__WHAT IS EXPECTED__
Copy out each line that has "this" in it.

(Figure record extracts)
-*-

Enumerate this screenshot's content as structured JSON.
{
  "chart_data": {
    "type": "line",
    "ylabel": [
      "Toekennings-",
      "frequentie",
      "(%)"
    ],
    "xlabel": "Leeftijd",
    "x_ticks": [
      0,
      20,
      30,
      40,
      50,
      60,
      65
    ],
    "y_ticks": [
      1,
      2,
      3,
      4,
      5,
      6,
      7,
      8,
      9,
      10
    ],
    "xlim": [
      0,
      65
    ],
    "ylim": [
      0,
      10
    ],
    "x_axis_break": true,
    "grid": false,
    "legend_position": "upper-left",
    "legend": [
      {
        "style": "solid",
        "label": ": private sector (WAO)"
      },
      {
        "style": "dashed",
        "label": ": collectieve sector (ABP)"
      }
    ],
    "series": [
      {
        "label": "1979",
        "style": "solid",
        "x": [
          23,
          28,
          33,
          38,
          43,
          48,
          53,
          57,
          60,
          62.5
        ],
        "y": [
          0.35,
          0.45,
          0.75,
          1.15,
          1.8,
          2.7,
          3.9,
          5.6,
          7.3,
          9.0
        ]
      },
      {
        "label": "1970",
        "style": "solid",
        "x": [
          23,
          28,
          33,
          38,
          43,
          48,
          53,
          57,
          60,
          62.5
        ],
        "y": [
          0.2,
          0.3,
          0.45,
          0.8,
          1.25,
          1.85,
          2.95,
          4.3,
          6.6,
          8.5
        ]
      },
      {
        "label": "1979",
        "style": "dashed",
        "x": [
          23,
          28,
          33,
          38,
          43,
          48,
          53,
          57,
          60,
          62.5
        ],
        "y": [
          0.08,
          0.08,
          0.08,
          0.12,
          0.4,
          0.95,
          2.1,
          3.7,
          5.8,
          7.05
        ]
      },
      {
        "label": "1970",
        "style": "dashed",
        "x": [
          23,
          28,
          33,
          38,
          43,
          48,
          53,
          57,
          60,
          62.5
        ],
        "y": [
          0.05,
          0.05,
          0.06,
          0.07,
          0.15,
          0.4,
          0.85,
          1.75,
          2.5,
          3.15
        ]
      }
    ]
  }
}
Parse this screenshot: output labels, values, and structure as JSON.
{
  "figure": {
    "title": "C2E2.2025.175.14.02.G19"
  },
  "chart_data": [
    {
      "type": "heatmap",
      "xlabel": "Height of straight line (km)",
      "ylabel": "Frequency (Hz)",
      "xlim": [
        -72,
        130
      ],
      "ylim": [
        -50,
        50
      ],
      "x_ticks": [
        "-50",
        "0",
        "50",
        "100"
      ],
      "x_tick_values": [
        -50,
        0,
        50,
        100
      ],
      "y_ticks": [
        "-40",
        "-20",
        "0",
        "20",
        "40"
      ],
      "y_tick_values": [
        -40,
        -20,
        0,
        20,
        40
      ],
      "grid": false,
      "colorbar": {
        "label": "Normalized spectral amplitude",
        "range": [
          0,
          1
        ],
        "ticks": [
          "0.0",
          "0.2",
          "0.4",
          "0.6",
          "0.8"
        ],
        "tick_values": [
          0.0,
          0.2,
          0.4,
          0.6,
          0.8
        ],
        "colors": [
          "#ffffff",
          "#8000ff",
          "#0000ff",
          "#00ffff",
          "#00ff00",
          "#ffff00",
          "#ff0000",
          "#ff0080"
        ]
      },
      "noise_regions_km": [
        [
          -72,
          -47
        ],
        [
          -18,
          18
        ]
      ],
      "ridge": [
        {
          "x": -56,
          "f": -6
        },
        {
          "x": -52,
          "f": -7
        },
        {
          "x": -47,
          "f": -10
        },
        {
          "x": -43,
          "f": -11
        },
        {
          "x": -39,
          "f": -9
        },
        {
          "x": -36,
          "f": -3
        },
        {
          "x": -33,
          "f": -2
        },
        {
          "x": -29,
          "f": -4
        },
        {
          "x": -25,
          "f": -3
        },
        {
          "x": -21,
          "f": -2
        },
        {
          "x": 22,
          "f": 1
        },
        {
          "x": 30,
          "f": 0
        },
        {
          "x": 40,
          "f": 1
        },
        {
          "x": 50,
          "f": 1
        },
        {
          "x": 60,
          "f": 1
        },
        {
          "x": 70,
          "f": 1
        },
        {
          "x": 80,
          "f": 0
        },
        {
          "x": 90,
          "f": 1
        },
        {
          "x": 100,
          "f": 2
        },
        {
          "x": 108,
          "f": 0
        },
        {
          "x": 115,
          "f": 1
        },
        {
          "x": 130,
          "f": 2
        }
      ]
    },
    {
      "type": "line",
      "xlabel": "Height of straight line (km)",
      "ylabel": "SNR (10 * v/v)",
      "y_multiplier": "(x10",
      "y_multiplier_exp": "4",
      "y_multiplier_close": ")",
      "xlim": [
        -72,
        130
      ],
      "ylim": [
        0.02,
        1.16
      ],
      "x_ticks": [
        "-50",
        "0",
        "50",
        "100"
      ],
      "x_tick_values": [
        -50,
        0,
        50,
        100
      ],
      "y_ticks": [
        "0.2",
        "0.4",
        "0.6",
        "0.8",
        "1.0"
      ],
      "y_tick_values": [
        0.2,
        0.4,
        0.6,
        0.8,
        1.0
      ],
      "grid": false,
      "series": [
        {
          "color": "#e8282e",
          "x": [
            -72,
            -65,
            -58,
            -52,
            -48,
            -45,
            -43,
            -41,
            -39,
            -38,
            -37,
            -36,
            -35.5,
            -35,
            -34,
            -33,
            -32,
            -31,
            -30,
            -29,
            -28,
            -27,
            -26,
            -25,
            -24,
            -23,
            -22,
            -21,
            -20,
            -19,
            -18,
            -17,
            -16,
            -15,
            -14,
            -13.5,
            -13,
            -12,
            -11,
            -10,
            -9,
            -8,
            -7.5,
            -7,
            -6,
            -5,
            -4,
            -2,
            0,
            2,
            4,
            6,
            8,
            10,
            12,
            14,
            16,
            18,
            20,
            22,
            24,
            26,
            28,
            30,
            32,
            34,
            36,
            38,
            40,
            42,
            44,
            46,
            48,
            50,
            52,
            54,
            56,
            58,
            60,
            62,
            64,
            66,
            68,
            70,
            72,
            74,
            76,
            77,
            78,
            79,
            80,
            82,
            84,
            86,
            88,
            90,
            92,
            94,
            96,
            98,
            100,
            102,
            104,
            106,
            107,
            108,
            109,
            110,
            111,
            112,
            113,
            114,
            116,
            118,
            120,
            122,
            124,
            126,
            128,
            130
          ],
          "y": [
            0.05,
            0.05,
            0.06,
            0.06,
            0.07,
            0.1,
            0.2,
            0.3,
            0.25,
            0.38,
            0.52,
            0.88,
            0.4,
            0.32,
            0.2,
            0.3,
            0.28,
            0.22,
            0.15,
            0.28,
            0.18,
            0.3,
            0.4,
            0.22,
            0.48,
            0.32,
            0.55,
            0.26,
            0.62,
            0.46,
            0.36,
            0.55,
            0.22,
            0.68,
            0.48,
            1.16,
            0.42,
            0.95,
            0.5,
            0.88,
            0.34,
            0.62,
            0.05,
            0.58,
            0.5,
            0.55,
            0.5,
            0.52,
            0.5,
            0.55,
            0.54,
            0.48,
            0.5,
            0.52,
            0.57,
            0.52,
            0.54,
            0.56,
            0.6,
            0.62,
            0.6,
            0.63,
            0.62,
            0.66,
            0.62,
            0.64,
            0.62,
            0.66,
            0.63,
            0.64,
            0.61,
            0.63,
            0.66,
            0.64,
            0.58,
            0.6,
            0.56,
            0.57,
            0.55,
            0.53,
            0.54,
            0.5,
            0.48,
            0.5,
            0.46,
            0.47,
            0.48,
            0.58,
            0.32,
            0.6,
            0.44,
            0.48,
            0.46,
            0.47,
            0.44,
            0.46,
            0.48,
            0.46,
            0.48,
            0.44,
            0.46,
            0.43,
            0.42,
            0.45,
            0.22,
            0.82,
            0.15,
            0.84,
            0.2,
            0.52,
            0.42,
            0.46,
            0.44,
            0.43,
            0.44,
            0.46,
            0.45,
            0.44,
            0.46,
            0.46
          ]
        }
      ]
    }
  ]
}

-*-

__THE ANSWER__
Enumerate this screenshot's content as structured JSON.
Parse this screenshot: output labels, values, and structure as JSON.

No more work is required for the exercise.